## Job
Write each line word for word, from the line that contains "Give me a plain-text" through the last line of the material below.

━━━ Input data ━━━

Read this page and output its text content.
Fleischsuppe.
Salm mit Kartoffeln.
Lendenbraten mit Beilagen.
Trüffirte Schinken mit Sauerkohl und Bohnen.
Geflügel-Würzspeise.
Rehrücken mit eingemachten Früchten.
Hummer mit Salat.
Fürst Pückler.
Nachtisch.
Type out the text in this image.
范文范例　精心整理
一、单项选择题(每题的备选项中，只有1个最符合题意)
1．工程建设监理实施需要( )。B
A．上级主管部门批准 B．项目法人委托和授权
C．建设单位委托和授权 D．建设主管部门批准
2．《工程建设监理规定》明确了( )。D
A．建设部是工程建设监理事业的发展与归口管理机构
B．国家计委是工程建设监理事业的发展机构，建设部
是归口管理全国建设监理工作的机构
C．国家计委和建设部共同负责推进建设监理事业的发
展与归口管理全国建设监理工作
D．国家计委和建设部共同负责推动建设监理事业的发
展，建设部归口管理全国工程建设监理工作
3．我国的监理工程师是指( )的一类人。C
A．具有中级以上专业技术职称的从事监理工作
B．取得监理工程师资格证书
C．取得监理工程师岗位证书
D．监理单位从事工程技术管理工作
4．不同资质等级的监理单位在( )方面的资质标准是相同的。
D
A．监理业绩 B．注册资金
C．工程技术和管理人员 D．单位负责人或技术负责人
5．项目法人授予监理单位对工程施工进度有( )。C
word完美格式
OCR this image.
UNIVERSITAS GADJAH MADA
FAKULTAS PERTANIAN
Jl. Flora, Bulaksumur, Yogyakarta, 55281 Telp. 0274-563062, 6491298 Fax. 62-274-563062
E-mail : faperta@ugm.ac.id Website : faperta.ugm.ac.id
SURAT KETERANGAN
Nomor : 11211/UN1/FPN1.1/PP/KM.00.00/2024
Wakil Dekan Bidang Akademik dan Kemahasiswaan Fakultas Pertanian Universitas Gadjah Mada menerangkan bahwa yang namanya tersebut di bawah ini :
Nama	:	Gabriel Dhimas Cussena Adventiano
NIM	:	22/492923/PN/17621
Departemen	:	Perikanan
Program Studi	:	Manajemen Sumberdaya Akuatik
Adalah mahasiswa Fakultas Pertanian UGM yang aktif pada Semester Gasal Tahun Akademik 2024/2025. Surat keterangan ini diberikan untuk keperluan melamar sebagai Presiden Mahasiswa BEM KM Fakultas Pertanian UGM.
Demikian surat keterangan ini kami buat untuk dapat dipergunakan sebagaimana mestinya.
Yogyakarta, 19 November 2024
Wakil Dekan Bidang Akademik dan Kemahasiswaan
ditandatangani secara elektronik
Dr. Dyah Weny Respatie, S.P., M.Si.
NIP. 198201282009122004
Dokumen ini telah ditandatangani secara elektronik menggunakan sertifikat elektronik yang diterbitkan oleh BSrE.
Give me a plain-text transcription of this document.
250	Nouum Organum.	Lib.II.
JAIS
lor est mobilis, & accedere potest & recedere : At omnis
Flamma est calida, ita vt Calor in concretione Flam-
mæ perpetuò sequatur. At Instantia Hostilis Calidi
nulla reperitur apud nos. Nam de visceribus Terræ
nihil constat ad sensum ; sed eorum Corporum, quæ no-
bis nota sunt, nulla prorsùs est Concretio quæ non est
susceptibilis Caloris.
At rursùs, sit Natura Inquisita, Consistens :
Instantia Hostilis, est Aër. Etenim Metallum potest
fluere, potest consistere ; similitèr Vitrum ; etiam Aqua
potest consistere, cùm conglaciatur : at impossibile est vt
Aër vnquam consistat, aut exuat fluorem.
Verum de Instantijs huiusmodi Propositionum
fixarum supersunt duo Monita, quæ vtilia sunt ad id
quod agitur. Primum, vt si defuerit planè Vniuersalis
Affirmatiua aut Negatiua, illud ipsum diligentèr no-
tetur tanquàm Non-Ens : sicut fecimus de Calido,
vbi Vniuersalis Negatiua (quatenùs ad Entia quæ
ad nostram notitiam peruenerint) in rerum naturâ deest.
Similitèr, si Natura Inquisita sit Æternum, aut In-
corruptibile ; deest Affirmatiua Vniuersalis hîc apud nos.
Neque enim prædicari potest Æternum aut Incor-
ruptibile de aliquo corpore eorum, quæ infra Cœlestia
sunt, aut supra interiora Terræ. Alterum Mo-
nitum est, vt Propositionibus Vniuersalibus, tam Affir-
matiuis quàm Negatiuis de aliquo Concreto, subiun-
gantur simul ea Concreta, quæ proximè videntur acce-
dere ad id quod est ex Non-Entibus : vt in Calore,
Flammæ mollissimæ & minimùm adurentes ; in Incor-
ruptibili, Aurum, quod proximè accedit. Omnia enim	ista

━━━

## Answer to this problem
Give me a plain-text transcription of this document.
250	Nouum Organum.	Lib.II.
JAIS
lor est mobilis, & accedere potest & recedere : At omnis
Flamma est calida, ita vt Calor in concretione Flam-
mæ perpetuò sequatur. At Instantia Hostilis Calidi
nulla reperitur apud nos. Nam de visceribus Terræ
nihil constat ad sensum ; sed eorum Corporum, quæ no-
bis nota sunt, nulla prorsùs est Concretio quæ non est
susceptibilis Caloris.
At rursùs, sit Natura Inquisita, Consistens :
Instantia Hostilis, est Aër. Etenim Metallum potest
fluere, potest consistere ; similitèr Vitrum ; etiam Aqua
potest consistere, cùm conglaciatur : at impossibile est vt
Aër vnquam consistat, aut exuat fluorem.
Verum de Instantijs huiusmodi Propositionum
fixarum supersunt duo Monita, quæ vtilia sunt ad id
quod agitur. Primum, vt si defuerit planè Vniuersalis
Affirmatiua aut Negatiua, illud ipsum diligentèr no-
tetur tanquàm Non-Ens : sicut fecimus de Calido,
vbi Vniuersalis Negatiua (quatenùs ad Entia quæ
ad nostram notitiam peruenerint) in rerum naturâ deest.
Similitèr, si Natura Inquisita sit Æternum, aut In-
corruptibile ; deest Affirmatiua Vniuersalis hîc apud nos.
Neque enim prædicari potest Æternum aut Incor-
ruptibile de aliquo corpore eorum, quæ infra Cœlestia
sunt, aut supra interiora Terræ. Alterum Mo-
nitum est, vt Propositionibus Vniuersalibus, tam Affir-
matiuis quàm Negatiuis de aliquo Concreto, subiun-
gantur simul ea Concreta, quæ proximè videntur acce-
dere ad id quod est ex Non-Entibus : vt in Calore,
Flammæ mollissimæ & minimùm adurentes ; in Incor-
ruptibili, Aurum, quod proximè accedit. Omnia enim	ista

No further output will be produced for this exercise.